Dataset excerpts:
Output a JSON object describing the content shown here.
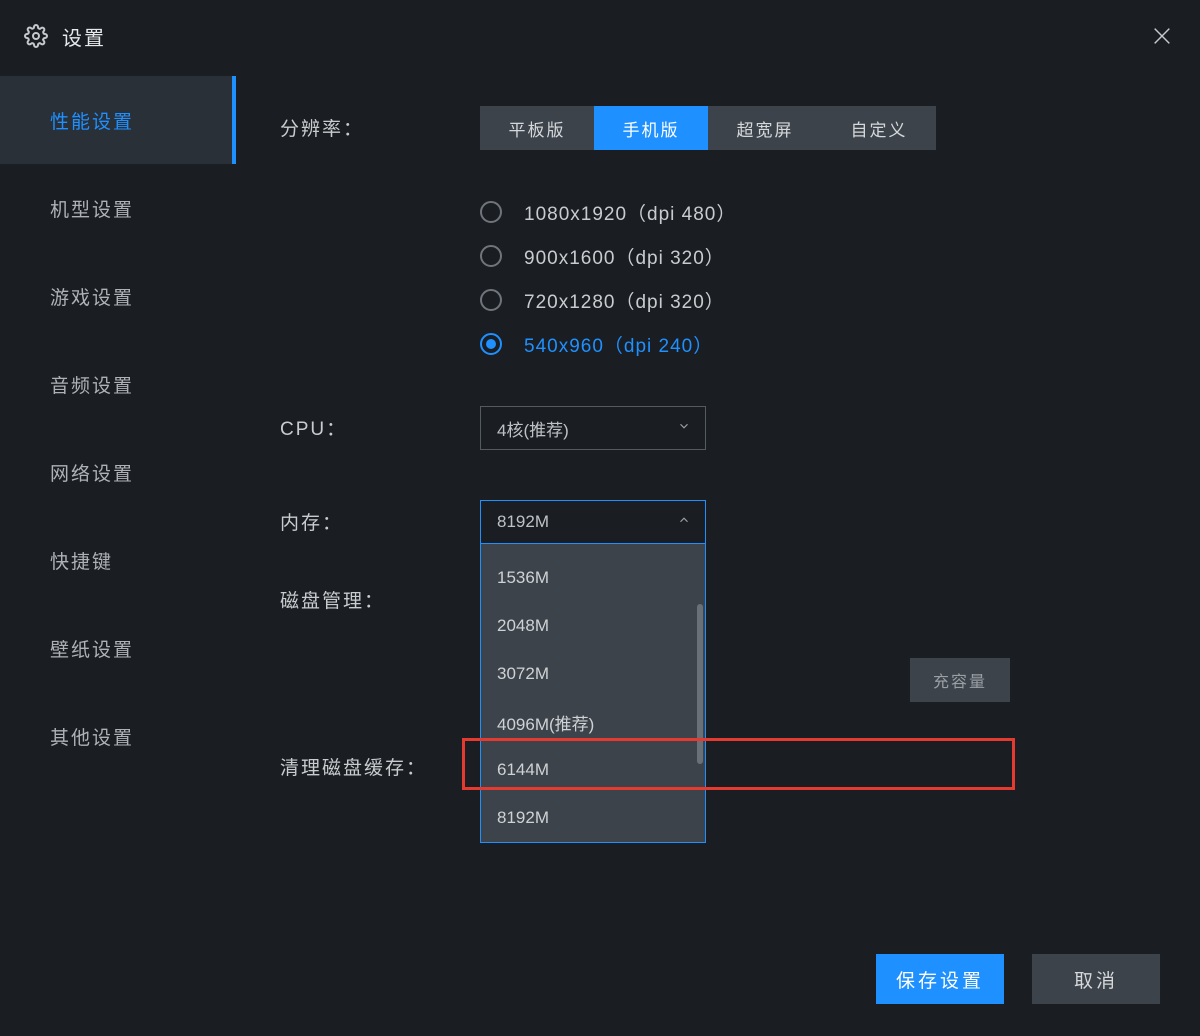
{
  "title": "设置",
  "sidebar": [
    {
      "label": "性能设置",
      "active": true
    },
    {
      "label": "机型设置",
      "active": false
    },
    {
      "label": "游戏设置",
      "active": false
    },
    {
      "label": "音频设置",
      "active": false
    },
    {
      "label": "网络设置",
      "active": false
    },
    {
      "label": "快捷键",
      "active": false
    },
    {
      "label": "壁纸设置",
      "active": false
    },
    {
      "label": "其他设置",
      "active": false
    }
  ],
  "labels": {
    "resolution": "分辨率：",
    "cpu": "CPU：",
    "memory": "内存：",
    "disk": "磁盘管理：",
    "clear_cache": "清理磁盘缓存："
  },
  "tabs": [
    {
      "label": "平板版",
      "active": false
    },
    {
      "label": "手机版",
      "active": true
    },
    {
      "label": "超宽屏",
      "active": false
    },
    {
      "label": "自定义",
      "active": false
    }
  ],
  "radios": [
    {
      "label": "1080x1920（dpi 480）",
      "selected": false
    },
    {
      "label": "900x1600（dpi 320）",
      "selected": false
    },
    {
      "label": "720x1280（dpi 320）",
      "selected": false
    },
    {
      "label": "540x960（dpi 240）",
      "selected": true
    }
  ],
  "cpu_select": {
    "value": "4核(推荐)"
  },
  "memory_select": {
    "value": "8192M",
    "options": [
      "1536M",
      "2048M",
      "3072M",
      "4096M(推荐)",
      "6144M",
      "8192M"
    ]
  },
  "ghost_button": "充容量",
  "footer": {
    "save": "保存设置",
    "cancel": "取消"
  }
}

- What is needed
Your copy should match the records word for word, with the pictures removed.

- Exercise result
Output a JSON object describing the content shown here.
{
  "title": "设置",
  "sidebar": [
    {
      "label": "性能设置",
      "active": true
    },
    {
      "label": "机型设置",
      "active": false
    },
    {
      "label": "游戏设置",
      "active": false
    },
    {
      "label": "音频设置",
      "active": false
    },
    {
      "label": "网络设置",
      "active": false
    },
    {
      "label": "快捷键",
      "active": false
    },
    {
      "label": "壁纸设置",
      "active": false
    },
    {
      "label": "其他设置",
      "active": false
    }
  ],
  "labels": {
    "resolution": "分辨率：",
    "cpu": "CPU：",
    "memory": "内存：",
    "disk": "磁盘管理：",
    "clear_cache": "清理磁盘缓存："
  },
  "tabs": [
    {
      "label": "平板版",
      "active": false
    },
    {
      "label": "手机版",
      "active": true
    },
    {
      "label": "超宽屏",
      "active": false
    },
    {
      "label": "自定义",
      "active": false
    }
  ],
  "radios": [
    {
      "label": "1080x1920（dpi 480）",
      "selected": false
    },
    {
      "label": "900x1600（dpi 320）",
      "selected": false
    },
    {
      "label": "720x1280（dpi 320）",
      "selected": false
    },
    {
      "label": "540x960（dpi 240）",
      "selected": true
    }
  ],
  "cpu_select": {
    "value": "4核(推荐)"
  },
  "memory_select": {
    "value": "8192M",
    "options": [
      "1536M",
      "2048M",
      "3072M",
      "4096M(推荐)",
      "6144M",
      "8192M"
    ]
  },
  "ghost_button": "充容量",
  "footer": {
    "save": "保存设置",
    "cancel": "取消"
  }
}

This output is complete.